# What to work on:
Among the lines below, count those with "normalized". Give the total alone.

┌────────

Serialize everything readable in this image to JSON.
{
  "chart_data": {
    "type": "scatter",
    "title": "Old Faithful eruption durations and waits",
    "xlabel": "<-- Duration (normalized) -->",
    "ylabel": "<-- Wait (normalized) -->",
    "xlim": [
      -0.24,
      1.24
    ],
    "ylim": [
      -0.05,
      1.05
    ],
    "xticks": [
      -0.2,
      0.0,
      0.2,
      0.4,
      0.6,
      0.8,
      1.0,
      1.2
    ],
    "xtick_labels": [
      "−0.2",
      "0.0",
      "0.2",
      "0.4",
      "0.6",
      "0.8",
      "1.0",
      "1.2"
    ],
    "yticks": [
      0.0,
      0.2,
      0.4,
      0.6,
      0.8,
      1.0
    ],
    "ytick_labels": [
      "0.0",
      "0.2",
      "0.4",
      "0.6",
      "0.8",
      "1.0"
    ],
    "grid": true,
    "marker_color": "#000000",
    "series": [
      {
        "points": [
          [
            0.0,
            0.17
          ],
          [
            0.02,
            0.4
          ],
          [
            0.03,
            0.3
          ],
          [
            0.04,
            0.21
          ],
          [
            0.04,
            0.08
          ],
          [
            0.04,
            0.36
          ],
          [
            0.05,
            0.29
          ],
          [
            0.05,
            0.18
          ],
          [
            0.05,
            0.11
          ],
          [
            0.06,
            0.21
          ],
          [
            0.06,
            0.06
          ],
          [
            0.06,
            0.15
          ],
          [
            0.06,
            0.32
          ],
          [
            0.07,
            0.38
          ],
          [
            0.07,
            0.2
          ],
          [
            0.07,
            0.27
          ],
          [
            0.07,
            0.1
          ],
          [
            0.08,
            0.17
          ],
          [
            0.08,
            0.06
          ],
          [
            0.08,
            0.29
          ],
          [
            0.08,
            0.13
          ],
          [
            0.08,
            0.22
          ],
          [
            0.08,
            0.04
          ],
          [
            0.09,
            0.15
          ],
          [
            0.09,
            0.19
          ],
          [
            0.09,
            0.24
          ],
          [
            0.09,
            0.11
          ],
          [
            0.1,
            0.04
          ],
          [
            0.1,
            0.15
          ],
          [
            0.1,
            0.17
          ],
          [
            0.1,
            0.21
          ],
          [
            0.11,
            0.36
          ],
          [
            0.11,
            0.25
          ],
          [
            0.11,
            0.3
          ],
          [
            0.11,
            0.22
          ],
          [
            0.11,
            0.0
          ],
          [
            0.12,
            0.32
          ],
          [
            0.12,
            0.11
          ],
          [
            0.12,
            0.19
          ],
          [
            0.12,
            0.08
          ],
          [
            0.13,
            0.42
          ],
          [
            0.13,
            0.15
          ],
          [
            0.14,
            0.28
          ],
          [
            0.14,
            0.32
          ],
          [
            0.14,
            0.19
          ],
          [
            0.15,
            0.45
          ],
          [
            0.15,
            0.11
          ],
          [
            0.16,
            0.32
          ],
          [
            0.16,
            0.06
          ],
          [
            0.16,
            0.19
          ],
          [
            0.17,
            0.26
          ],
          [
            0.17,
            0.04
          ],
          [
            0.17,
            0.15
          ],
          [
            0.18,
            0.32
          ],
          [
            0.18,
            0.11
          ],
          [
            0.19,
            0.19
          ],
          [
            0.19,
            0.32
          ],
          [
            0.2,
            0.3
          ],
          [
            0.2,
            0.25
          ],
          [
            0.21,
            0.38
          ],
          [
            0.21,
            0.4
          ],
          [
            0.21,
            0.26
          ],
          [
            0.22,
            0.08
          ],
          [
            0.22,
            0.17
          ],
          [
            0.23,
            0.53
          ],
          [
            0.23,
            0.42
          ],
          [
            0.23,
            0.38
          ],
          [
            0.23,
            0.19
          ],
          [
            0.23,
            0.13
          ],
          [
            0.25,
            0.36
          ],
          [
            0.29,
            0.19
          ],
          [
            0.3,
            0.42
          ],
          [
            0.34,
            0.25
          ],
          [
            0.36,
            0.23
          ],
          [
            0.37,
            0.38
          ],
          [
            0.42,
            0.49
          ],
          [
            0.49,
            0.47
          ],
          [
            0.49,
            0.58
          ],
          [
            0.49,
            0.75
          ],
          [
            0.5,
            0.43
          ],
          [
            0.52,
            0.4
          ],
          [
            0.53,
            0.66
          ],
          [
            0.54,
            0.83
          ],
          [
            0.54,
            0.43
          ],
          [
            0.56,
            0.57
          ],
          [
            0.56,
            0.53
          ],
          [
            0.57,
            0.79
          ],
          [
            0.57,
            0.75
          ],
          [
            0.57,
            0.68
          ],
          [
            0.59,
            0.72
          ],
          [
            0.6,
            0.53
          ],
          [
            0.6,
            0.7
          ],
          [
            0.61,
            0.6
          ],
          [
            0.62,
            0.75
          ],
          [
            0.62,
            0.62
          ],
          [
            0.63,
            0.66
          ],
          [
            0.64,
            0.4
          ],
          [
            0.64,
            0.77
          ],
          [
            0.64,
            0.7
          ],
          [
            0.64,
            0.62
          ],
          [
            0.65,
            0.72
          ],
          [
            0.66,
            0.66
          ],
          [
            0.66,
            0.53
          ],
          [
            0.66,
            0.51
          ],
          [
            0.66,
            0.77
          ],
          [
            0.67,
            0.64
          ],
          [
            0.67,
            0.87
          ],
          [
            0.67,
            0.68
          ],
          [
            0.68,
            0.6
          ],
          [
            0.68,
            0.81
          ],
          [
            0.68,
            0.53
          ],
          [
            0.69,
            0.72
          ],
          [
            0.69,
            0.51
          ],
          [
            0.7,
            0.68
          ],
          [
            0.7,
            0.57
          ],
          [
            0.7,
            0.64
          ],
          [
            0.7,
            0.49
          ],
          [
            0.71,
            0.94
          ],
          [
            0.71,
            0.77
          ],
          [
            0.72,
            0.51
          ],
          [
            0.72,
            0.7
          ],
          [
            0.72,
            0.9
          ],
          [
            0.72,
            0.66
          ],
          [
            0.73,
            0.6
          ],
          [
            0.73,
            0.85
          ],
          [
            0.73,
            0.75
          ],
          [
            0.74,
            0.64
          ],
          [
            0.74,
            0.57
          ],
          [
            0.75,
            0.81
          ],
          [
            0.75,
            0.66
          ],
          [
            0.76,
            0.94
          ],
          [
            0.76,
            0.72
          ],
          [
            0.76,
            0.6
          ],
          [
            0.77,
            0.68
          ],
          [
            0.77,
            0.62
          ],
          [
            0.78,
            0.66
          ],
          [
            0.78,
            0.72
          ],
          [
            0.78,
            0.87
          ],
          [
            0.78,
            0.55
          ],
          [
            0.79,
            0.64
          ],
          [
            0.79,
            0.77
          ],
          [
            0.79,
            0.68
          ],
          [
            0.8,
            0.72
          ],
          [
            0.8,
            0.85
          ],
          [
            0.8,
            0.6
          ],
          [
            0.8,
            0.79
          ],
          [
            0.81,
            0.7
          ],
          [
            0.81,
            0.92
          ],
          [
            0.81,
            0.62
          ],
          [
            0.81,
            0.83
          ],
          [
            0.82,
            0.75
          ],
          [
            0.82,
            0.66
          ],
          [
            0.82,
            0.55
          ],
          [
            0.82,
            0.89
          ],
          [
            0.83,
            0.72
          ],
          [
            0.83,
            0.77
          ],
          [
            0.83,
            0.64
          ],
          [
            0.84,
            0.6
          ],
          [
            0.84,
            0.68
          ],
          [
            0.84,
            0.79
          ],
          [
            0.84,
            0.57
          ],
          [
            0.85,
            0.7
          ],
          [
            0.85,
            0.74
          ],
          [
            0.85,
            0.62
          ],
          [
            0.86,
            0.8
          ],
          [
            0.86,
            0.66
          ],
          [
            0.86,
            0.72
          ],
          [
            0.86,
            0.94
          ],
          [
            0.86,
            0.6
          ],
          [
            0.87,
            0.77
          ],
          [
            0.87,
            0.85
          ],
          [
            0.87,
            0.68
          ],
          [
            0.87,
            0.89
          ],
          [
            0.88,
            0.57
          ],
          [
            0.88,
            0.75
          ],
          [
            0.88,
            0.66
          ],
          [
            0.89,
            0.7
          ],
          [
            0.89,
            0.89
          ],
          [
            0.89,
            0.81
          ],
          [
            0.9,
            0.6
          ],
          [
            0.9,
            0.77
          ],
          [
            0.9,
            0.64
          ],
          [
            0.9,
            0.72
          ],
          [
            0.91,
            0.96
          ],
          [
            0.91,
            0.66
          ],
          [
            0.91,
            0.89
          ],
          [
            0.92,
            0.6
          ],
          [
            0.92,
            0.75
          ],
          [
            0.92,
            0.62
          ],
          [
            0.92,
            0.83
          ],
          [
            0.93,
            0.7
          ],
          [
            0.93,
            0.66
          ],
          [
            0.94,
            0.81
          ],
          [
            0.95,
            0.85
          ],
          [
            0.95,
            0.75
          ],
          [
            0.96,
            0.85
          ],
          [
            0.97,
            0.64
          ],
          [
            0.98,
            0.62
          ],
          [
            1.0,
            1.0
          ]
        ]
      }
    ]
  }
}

└────────

# Solution:
2